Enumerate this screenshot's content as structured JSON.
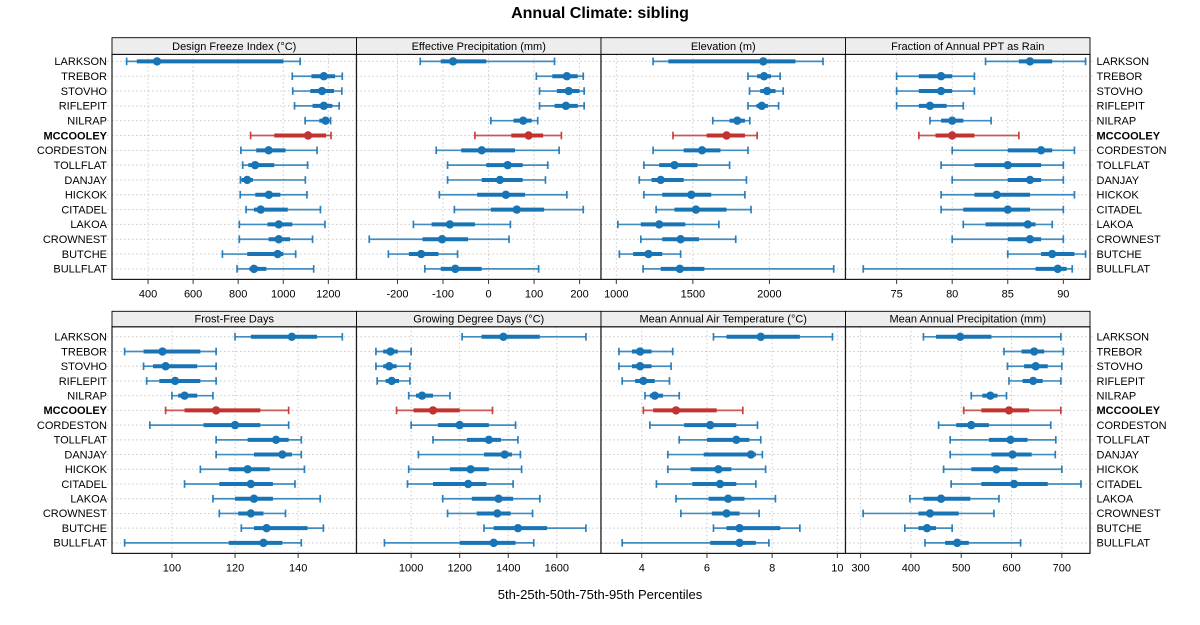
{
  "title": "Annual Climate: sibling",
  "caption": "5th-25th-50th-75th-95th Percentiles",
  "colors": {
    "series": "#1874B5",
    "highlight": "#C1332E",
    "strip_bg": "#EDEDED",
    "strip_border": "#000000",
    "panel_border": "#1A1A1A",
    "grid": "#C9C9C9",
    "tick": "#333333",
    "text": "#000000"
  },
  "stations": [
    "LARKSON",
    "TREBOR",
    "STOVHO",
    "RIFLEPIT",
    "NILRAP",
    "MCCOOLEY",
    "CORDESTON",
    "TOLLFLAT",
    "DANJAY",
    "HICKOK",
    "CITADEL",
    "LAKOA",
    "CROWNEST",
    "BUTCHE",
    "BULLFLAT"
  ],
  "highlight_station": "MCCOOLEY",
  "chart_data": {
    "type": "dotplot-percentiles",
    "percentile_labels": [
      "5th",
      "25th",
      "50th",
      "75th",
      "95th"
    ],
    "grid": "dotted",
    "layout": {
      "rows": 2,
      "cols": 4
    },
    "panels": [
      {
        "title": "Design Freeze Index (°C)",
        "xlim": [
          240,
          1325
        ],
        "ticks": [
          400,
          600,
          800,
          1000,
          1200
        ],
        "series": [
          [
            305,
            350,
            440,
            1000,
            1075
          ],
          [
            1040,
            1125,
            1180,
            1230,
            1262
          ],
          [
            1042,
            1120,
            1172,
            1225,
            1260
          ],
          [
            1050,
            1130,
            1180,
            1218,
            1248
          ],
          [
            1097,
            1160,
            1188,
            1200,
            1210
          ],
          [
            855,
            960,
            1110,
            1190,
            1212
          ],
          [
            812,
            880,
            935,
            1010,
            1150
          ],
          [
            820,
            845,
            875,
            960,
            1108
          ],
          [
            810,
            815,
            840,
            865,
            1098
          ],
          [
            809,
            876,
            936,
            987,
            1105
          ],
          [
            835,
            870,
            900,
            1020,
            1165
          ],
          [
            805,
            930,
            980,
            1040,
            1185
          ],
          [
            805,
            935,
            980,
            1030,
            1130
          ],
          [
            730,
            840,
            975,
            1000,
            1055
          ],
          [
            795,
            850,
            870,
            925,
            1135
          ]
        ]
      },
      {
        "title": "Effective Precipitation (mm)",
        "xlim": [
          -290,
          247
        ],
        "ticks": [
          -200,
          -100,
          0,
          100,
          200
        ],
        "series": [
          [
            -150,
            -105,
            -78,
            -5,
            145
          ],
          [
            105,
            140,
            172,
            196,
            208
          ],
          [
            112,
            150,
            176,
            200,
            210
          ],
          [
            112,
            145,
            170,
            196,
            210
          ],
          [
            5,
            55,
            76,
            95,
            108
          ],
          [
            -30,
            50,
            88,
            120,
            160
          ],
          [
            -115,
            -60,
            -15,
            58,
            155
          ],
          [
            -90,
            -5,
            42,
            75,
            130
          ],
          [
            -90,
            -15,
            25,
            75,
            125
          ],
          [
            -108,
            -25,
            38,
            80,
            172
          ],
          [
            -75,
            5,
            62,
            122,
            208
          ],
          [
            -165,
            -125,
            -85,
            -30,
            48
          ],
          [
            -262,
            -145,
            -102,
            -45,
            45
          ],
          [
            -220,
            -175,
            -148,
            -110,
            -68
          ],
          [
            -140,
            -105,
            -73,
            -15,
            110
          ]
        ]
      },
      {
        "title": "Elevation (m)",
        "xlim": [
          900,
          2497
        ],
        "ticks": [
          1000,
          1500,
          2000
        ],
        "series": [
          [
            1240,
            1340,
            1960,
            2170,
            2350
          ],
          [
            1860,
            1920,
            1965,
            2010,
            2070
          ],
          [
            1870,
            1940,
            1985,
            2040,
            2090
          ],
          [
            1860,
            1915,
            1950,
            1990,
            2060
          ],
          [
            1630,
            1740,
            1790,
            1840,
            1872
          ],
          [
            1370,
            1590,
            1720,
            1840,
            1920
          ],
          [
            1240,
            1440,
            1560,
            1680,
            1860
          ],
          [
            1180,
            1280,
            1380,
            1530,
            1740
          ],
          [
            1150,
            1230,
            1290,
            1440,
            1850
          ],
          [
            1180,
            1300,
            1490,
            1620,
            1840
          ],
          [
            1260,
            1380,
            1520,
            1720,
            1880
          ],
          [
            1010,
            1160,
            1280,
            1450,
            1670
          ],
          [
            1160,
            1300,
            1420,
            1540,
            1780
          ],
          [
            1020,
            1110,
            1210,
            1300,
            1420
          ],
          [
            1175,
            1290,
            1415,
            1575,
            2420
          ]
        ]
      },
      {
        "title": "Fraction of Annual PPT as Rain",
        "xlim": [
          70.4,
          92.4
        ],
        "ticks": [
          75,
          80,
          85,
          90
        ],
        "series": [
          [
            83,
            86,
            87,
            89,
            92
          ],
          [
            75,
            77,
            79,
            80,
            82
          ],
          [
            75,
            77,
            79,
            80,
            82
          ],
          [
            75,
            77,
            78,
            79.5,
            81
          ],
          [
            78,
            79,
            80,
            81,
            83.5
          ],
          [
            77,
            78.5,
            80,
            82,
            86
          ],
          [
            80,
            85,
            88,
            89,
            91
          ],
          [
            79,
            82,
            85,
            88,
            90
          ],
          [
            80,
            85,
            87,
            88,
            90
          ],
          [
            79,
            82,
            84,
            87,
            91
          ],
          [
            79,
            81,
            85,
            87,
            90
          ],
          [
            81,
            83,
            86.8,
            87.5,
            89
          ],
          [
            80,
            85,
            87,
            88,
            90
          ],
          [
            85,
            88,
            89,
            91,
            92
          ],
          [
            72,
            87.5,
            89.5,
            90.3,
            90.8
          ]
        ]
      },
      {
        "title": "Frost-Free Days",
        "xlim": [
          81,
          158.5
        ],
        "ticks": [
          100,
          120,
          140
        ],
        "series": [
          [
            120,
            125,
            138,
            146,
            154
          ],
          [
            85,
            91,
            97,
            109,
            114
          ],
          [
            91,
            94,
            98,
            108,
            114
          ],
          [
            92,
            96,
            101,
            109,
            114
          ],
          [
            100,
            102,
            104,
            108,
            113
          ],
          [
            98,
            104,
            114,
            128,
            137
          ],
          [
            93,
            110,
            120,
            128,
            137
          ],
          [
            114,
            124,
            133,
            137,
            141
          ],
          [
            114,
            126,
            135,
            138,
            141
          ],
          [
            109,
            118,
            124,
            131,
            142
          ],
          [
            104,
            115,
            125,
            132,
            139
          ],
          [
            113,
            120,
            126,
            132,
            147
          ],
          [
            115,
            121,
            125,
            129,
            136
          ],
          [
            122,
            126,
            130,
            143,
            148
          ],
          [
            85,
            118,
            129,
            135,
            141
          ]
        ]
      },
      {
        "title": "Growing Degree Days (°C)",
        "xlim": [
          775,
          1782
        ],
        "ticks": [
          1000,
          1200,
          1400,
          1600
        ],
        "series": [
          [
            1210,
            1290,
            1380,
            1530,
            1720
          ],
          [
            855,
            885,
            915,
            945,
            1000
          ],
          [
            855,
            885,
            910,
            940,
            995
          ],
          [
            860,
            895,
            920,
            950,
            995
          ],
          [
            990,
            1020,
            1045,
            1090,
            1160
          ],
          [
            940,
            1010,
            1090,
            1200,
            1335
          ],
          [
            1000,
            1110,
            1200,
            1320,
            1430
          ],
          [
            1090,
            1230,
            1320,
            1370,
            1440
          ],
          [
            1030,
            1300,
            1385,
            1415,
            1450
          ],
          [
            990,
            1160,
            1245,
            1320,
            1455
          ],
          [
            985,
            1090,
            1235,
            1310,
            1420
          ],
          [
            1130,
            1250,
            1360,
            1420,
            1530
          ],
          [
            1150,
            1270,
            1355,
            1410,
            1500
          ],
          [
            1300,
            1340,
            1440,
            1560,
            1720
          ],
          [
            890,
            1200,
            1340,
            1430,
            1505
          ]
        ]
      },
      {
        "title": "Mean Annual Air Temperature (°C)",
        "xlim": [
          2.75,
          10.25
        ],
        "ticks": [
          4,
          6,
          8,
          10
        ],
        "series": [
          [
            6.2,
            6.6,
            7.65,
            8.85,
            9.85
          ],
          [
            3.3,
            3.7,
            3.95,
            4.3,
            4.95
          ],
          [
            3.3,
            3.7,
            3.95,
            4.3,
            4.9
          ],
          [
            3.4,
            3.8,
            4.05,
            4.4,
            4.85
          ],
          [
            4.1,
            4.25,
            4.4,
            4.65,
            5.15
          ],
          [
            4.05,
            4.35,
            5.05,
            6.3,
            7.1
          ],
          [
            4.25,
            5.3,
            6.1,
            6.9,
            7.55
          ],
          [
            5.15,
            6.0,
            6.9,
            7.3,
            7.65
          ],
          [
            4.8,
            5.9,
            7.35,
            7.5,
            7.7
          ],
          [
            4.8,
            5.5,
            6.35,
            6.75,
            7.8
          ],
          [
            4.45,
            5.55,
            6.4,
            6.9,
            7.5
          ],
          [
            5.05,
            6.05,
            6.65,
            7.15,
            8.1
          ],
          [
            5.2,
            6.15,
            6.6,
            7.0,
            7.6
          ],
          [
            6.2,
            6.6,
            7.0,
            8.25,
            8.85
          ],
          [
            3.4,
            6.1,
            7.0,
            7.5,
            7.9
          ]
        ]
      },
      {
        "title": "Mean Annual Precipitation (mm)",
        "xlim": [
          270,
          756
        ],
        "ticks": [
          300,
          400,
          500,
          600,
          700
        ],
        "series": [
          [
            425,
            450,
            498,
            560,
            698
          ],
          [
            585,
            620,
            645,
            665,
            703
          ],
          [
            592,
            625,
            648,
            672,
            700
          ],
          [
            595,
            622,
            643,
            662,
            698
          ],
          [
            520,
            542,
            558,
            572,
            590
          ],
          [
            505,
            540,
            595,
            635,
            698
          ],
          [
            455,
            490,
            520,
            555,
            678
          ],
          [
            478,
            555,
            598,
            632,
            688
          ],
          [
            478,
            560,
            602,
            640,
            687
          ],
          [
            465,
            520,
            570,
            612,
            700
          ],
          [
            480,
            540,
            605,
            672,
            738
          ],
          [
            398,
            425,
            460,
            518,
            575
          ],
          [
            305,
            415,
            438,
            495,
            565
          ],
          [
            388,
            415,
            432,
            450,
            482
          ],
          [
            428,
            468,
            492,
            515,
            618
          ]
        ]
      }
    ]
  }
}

━━━━━━━━━━

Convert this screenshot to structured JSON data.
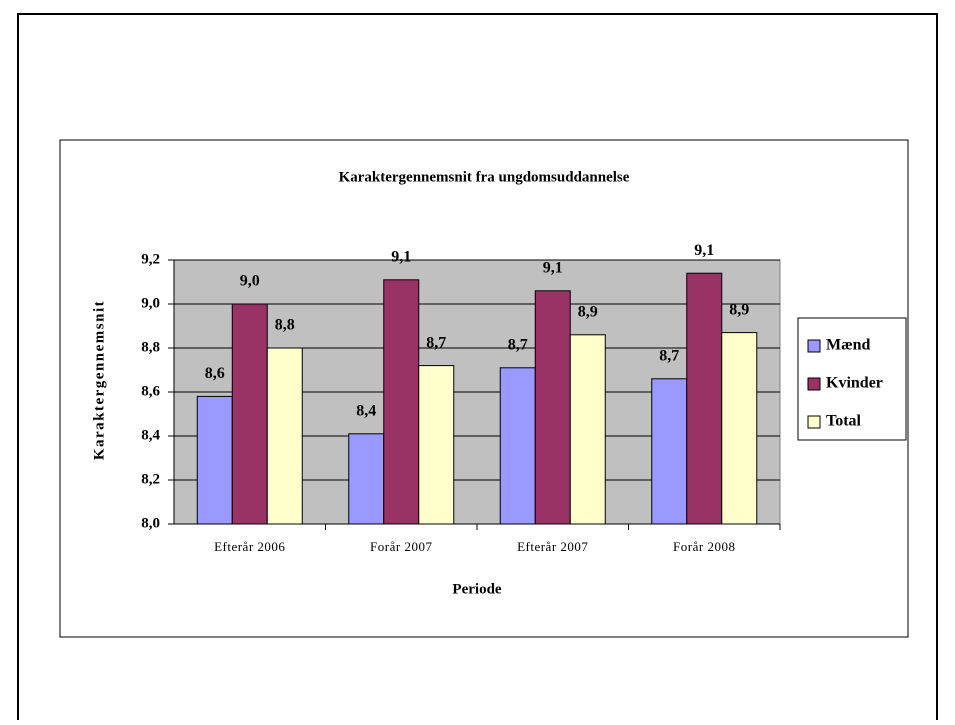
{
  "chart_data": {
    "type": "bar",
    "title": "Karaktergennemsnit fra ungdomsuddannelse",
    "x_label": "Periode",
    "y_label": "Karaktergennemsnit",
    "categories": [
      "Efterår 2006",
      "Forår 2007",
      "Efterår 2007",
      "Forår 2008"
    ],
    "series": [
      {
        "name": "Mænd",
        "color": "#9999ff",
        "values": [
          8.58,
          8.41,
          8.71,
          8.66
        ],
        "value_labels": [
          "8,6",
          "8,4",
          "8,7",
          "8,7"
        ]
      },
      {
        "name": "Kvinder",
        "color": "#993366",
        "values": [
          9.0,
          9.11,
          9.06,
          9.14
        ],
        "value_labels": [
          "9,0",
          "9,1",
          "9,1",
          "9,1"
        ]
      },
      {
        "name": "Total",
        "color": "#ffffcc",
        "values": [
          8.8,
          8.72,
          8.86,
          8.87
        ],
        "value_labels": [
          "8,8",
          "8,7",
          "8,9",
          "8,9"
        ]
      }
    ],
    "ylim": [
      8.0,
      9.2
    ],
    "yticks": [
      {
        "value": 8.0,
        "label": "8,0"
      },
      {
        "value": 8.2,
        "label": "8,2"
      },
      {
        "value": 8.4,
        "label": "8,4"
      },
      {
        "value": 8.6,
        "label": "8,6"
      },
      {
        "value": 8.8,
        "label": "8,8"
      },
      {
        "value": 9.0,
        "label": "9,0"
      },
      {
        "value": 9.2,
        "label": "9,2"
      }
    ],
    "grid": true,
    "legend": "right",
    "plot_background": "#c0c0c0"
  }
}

━━━━━━━━━━

• Work to complete
Copy every line that includes the string "Karaktergennemsnit" from the material above.

• Solution for this problem
    "title": "Karaktergennemsnit fra ungdomsuddannelse",
    "y_label": "Karaktergennemsnit",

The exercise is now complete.